— Tâche courte 1 —
Recopiez fidèlement le passage de l'extrait sur la dimension politique des objets techniques compris entre « Toutefois, elle n’intègre » et « moins, sont importantes. », ces deux bornes incluses.

L’intérêt de l’approche constructiviste réside enfin dans l’importance de la prise en compte de la capacité de ces groupes sociaux à faire valoir leur voix et droits ; capacité qui est liée à leur rôle du point de vue économique et social et à leurs relations à d’autres groupes sociaux incarnant différents types de pouvoir.
Toutefois, elle n’intègre pas les dimensions politiques de ces enjeux et les contraintes d’ordre réglementaire qui dans le cas des dispositifs urbains tout du moins, sont importantes.
Cette considération ne veut pas dire que les techniques des sociétés anciennes ou traditionnelles étaient exclusivement le fait d’individus, comme en témoignent les constructions des cathédrales. Il s’agit plutôt de souligner le fait que les historiens et anthropologues qui se sont intéressés aux techniques de ces sociétés n’ont que très peu pris en considération la dimension collective de l’élaboration des objets techniques.
9 Dans cette recherche, le terme « organisation » désignera les formes contemporaines d’associations d’humains qui visent un but défini et explicite. Il inclura indifféremment les entreprises, les consultants, les états, les administrations, les agences publiques, les acteurs politiques, les associations. Cette acception se distingue de celle de M. Weber pour qui ce terme renvoie à une union statutaire à laquelle les individus choisissent contractuellement d’adhérer, et qu’il distingue donc de l’État, lequel est associé au terme « institution » [Salvador, 2006]. En l’occurrence, le terme d’« institution » sera pour sa part mobilisé pour définir les types de règles qui participent à cadrer les actions des acteurs (2.4).

Les objets techniques porteurs de politiques

Langdon Winner [1980] s’intéresse à la dimension politique des objets techniques : Rather than insist that we immediately reduce everything to the interplay of social forces, it [the theory of technological politics] suggests that we pay attention to the characteristics of technical objects and the meaning of those characteristics. » [ibid., p. 123]. Il entreprend ainsi d’examiner dans quelle mesure les objets techniques « contiennent » des caractéristiques politiques.
Pour ce faire, il prend notamment l’exemple de ponts conçus à New York entre les années 1920 et 1970 par Robert Moses, dont la faible hauteur visait à empêcher le passage de bus, et plus précisément à établir une discrimination sociale et raciale : « Automobile-owning whites of ‘upper’ and ‘confortable middle’ classes, as he called them, would be free to use the parkways for recreation and commuting. Poor people and blacks, who normally used public transit, were kept off the roads because the twelve foot tall buses could not get through the passes. » [ibid., p. 124]. D’ailleurs, il souligne que la longue existence de ces ponts fait perdurer ces discriminations, allant bien au-delà de la durée de vie de son concepteur.

— Les enregistrements —
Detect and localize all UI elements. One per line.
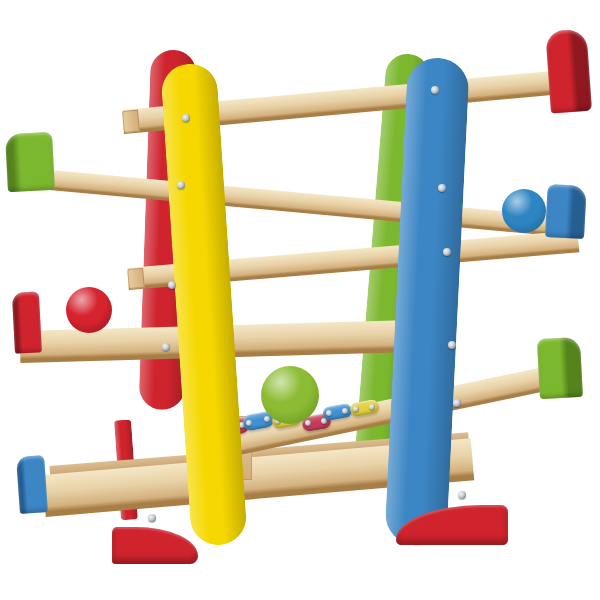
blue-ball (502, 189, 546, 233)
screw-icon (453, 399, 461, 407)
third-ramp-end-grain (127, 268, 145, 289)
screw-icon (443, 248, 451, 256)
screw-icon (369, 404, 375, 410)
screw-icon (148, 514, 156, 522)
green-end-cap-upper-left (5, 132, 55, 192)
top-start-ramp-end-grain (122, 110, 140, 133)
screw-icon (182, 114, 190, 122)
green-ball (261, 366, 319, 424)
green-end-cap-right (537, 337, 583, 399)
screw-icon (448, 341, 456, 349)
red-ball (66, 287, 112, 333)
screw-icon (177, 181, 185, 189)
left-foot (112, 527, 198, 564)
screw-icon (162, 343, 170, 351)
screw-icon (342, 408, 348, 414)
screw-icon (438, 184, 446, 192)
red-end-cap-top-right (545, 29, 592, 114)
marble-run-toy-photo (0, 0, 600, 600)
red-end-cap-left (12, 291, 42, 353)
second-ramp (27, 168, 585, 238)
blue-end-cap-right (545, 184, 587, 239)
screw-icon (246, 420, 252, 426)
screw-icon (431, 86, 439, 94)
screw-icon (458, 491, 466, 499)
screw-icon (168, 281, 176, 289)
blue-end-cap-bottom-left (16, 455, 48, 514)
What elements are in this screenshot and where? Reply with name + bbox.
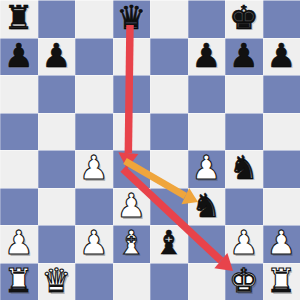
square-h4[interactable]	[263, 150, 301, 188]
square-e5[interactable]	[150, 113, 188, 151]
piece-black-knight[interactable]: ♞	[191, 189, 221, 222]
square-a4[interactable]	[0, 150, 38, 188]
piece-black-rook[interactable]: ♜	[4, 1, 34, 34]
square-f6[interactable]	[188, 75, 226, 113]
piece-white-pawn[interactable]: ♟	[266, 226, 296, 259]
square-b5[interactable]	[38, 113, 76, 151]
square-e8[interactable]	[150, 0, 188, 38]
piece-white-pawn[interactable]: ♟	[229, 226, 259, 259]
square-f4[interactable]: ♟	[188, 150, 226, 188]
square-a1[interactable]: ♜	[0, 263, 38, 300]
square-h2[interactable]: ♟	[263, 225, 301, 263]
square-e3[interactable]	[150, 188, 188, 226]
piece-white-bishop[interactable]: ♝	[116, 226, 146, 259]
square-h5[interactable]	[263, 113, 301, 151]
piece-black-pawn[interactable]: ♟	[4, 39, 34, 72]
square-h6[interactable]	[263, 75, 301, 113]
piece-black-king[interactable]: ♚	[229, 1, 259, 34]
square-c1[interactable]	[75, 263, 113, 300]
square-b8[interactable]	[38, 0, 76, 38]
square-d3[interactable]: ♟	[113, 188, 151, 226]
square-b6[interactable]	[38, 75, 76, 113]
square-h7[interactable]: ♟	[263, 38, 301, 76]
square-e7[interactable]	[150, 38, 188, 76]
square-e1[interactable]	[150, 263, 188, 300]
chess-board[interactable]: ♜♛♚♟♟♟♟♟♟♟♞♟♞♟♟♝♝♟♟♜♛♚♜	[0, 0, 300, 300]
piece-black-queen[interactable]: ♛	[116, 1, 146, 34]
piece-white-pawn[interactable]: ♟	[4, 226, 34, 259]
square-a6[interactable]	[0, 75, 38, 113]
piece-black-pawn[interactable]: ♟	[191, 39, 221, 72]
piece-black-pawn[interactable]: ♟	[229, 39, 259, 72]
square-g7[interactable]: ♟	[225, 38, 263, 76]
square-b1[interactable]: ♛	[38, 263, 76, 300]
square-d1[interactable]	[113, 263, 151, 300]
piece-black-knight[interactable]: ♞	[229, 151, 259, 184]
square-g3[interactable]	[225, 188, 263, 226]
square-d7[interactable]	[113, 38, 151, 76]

— Tâche courte 2 —
Reproduisez à l'identique les lignes des enregistrements comprises entre celle qui contient « 150, 301, 188] » et celle qui contient « 39, 221, 72] », ces deux lignes incluses, et rien d'autre.

— Réponse finale 1 —
Toutefois, elle n’intègre pas les dimensions politiques de ces enjeux et les contraintes d’ordre réglementaire qui dans le cas des dispositifs urbains tout du moins, sont importantes.

— Réponse finale 2 —
square-h4[interactable]	[263, 150, 301, 188]
square-e5[interactable]	[150, 113, 188, 151]
piece-black-knight[interactable]: ♞	[191, 189, 221, 222]
square-a4[interactable]	[0, 150, 38, 188]
piece-black-rook[interactable]: ♜	[4, 1, 34, 34]
square-f6[interactable]	[188, 75, 226, 113]
piece-white-pawn[interactable]: ♟	[266, 226, 296, 259]
square-b5[interactable]	[38, 113, 76, 151]
square-e8[interactable]	[150, 0, 188, 38]
piece-white-pawn[interactable]: ♟	[229, 226, 259, 259]
square-f4[interactable]: ♟	[188, 150, 226, 188]
square-a1[interactable]: ♜	[0, 263, 38, 300]
square-h2[interactable]: ♟	[263, 225, 301, 263]
square-e3[interactable]	[150, 188, 188, 226]
piece-white-bishop[interactable]: ♝	[116, 226, 146, 259]
square-h5[interactable]	[263, 113, 301, 151]
piece-black-pawn[interactable]: ♟	[4, 39, 34, 72]
square-h6[interactable]	[263, 75, 301, 113]
piece-black-king[interactable]: ♚	[229, 1, 259, 34]
square-c1[interactable]	[75, 263, 113, 300]
square-b8[interactable]	[38, 0, 76, 38]
square-d3[interactable]: ♟	[113, 188, 151, 226]
square-b6[interactable]	[38, 75, 76, 113]
square-h7[interactable]: ♟	[263, 38, 301, 76]
square-e7[interactable]	[150, 38, 188, 76]
square-e1[interactable]	[150, 263, 188, 300]
chess-board[interactable]: ♜♛♚♟♟♟♟♟♟♟♞♟♞♟♟♝♝♟♟♜♛♚♜	[0, 0, 300, 300]
piece-black-queen[interactable]: ♛	[116, 1, 146, 34]
piece-white-pawn[interactable]: ♟	[4, 226, 34, 259]
square-a6[interactable]	[0, 75, 38, 113]
piece-black-pawn[interactable]: ♟	[191, 39, 221, 72]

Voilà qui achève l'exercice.